— Exercise goal —
The records below should be written out again, exactly.

Chart and figure data
<<<<

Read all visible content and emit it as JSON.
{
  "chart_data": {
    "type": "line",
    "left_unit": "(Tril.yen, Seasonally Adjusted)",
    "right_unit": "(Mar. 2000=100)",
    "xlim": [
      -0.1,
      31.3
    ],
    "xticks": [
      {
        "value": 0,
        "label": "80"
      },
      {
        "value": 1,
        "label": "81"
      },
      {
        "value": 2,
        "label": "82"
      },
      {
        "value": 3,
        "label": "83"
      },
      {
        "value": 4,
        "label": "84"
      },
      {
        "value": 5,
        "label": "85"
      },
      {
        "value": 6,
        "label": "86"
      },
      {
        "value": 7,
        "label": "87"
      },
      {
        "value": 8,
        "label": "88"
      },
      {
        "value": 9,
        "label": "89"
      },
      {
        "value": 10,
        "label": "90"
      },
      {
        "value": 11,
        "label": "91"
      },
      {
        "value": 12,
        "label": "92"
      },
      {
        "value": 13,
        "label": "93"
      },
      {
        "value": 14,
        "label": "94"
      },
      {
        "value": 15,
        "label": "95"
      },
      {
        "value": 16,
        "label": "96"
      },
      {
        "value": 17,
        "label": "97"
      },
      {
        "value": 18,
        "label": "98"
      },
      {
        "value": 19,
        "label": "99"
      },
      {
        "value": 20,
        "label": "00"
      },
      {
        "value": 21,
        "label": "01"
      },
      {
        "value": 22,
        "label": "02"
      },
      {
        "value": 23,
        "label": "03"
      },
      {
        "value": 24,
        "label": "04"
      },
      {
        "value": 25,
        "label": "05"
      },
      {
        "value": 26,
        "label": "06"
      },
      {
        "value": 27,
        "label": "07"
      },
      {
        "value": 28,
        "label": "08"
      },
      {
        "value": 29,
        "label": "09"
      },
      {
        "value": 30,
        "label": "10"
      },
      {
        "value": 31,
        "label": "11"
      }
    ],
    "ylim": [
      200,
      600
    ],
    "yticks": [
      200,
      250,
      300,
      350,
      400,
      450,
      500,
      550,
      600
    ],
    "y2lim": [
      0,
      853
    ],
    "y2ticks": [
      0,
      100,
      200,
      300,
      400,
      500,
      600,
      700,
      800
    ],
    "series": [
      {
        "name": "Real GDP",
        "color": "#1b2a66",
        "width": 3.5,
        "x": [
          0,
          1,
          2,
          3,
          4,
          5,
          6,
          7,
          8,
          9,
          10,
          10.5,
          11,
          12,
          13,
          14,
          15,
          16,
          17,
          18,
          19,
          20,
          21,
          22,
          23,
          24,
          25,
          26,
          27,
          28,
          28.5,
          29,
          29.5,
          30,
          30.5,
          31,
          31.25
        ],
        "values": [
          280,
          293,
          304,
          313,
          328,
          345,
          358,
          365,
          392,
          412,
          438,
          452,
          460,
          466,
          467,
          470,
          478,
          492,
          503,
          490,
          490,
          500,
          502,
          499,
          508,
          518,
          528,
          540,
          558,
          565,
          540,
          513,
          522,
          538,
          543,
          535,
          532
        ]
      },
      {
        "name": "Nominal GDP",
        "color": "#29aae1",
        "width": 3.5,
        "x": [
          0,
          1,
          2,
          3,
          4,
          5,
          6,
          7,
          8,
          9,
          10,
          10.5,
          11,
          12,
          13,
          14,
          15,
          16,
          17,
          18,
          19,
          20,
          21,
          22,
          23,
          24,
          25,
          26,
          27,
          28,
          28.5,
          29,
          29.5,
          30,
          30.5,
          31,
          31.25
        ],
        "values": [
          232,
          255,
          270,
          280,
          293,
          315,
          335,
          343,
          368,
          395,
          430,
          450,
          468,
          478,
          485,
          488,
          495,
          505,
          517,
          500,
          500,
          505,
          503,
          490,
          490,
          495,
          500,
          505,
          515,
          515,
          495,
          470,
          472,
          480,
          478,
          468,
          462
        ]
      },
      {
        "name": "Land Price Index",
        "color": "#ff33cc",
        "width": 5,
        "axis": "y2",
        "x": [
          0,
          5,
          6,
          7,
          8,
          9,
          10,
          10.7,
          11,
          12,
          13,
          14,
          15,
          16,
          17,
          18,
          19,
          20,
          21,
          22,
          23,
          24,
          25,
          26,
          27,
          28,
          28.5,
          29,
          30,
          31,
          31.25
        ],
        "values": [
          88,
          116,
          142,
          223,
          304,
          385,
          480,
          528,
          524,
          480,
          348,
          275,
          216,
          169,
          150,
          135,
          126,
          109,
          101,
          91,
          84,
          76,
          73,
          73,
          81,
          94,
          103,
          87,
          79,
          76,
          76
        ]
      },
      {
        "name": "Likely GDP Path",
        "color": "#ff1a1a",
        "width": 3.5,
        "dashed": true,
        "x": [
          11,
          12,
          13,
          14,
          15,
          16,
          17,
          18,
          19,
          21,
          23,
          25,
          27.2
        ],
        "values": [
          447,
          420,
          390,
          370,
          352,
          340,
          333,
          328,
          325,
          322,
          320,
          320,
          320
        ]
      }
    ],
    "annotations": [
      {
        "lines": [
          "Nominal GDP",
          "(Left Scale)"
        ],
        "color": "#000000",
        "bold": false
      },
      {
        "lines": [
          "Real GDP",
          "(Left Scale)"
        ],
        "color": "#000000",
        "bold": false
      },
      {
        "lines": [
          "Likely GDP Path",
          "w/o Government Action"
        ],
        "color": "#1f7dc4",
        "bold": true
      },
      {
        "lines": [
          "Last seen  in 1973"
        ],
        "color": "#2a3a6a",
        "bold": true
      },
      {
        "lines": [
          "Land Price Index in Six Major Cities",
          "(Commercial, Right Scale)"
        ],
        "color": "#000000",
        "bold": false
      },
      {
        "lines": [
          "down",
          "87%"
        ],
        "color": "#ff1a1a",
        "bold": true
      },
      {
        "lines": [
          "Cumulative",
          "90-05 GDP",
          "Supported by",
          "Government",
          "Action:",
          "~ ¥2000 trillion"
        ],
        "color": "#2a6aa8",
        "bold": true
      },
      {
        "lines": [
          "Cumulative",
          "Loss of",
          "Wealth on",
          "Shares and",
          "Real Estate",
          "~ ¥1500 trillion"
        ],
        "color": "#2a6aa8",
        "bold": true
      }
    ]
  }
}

>>>>

— Exercise response —
Read all visible content and emit it as JSON.
{
  "chart_data": {
    "type": "line",
    "left_unit": "(Tril.yen, Seasonally Adjusted)",
    "right_unit": "(Mar. 2000=100)",
    "xlim": [
      -0.1,
      31.3
    ],
    "xticks": [
      {
        "value": 0,
        "label": "80"
      },
      {
        "value": 1,
        "label": "81"
      },
      {
        "value": 2,
        "label": "82"
      },
      {
        "value": 3,
        "label": "83"
      },
      {
        "value": 4,
        "label": "84"
      },
      {
        "value": 5,
        "label": "85"
      },
      {
        "value": 6,
        "label": "86"
      },
      {
        "value": 7,
        "label": "87"
      },
      {
        "value": 8,
        "label": "88"
      },
      {
        "value": 9,
        "label": "89"
      },
      {
        "value": 10,
        "label": "90"
      },
      {
        "value": 11,
        "label": "91"
      },
      {
        "value": 12,
        "label": "92"
      },
      {
        "value": 13,
        "label": "93"
      },
      {
        "value": 14,
        "label": "94"
      },
      {
        "value": 15,
        "label": "95"
      },
      {
        "value": 16,
        "label": "96"
      },
      {
        "value": 17,
        "label": "97"
      },
      {
        "value": 18,
        "label": "98"
      },
      {
        "value": 19,
        "label": "99"
      },
      {
        "value": 20,
        "label": "00"
      },
      {
        "value": 21,
        "label": "01"
      },
      {
        "value": 22,
        "label": "02"
      },
      {
        "value": 23,
        "label": "03"
      },
      {
        "value": 24,
        "label": "04"
      },
      {
        "value": 25,
        "label": "05"
      },
      {
        "value": 26,
        "label": "06"
      },
      {
        "value": 27,
        "label": "07"
      },
      {
        "value": 28,
        "label": "08"
      },
      {
        "value": 29,
        "label": "09"
      },
      {
        "value": 30,
        "label": "10"
      },
      {
        "value": 31,
        "label": "11"
      }
    ],
    "ylim": [
      200,
      600
    ],
    "yticks": [
      200,
      250,
      300,
      350,
      400,
      450,
      500,
      550,
      600
    ],
    "y2lim": [
      0,
      853
    ],
    "y2ticks": [
      0,
      100,
      200,
      300,
      400,
      500,
      600,
      700,
      800
    ],
    "series": [
      {
        "name": "Real GDP",
        "color": "#1b2a66",
        "width": 3.5,
        "x": [
          0,
          1,
          2,
          3,
          4,
          5,
          6,
          7,
          8,
          9,
          10,
          10.5,
          11,
          12,
          13,
          14,
          15,
          16,
          17,
          18,
          19,
          20,
          21,
          22,
          23,
          24,
          25,
          26,
          27,
          28,
          28.5,
          29,
          29.5,
          30,
          30.5,
          31,
          31.25
        ],
        "values": [
          280,
          293,
          304,
          313,
          328,
          345,
          358,
          365,
          392,
          412,
          438,
          452,
          460,
          466,
          467,
          470,
          478,
          492,
          503,
          490,
          490,
          500,
          502,
          499,
          508,
          518,
          528,
          540,
          558,
          565,
          540,
          513,
          522,
          538,
          543,
          535,
          532
        ]
      },
      {
        "name": "Nominal GDP",
        "color": "#29aae1",
        "width": 3.5,
        "x": [
          0,
          1,
          2,
          3,
          4,
          5,
          6,
          7,
          8,
          9,
          10,
          10.5,
          11,
          12,
          13,
          14,
          15,
          16,
          17,
          18,
          19,
          20,
          21,
          22,
          23,
          24,
          25,
          26,
          27,
          28,
          28.5,
          29,
          29.5,
          30,
          30.5,
          31,
          31.25
        ],
        "values": [
          232,
          255,
          270,
          280,
          293,
          315,
          335,
          343,
          368,
          395,
          430,
          450,
          468,
          478,
          485,
          488,
          495,
          505,
          517,
          500,
          500,
          505,
          503,
          490,
          490,
          495,
          500,
          505,
          515,
          515,
          495,
          470,
          472,
          480,
          478,
          468,
          462
        ]
      },
      {
        "name": "Land Price Index",
        "color": "#ff33cc",
        "width": 5,
        "axis": "y2",
        "x": [
          0,
          5,
          6,
          7,
          8,
          9,
          10,
          10.7,
          11,
          12,
          13,
          14,
          15,
          16,
          17,
          18,
          19,
          20,
          21,
          22,
          23,
          24,
          25,
          26,
          27,
          28,
          28.5,
          29,
          30,
          31,
          31.25
        ],
        "values": [
          88,
          116,
          142,
          223,
          304,
          385,
          480,
          528,
          524,
          480,
          348,
          275,
          216,
          169,
          150,
          135,
          126,
          109,
          101,
          91,
          84,
          76,
          73,
          73,
          81,
          94,
          103,
          87,
          79,
          76,
          76
        ]
      },
      {
        "name": "Likely GDP Path",
        "color": "#ff1a1a",
        "width": 3.5,
        "dashed": true,
        "x": [
          11,
          12,
          13,
          14,
          15,
          16,
          17,
          18,
          19,
          21,
          23,
          25,
          27.2
        ],
        "values": [
          447,
          420,
          390,
          370,
          352,
          340,
          333,
          328,
          325,
          322,
          320,
          320,
          320
        ]
      }
    ],
    "annotations": [
      {
        "lines": [
          "Nominal GDP",
          "(Left Scale)"
        ],
        "color": "#000000",
        "bold": false
      },
      {
        "lines": [
          "Real GDP",
          "(Left Scale)"
        ],
        "color": "#000000",
        "bold": false
      },
      {
        "lines": [
          "Likely GDP Path",
          "w/o Government Action"
        ],
        "color": "#1f7dc4",
        "bold": true
      },
      {
        "lines": [
          "Last seen  in 1973"
        ],
        "color": "#2a3a6a",
        "bold": true
      },
      {
        "lines": [
          "Land Price Index in Six Major Cities",
          "(Commercial, Right Scale)"
        ],
        "color": "#000000",
        "bold": false
      },
      {
        "lines": [
          "down",
          "87%"
        ],
        "color": "#ff1a1a",
        "bold": true
      },
      {
        "lines": [
          "Cumulative",
          "90-05 GDP",
          "Supported by",
          "Government",
          "Action:",
          "~ ¥2000 trillion"
        ],
        "color": "#2a6aa8",
        "bold": true
      },
      {
        "lines": [
          "Cumulative",
          "Loss of",
          "Wealth on",
          "Shares and",
          "Real Estate",
          "~ ¥1500 trillion"
        ],
        "color": "#2a6aa8",
        "bold": true
      }
    ]
  }
}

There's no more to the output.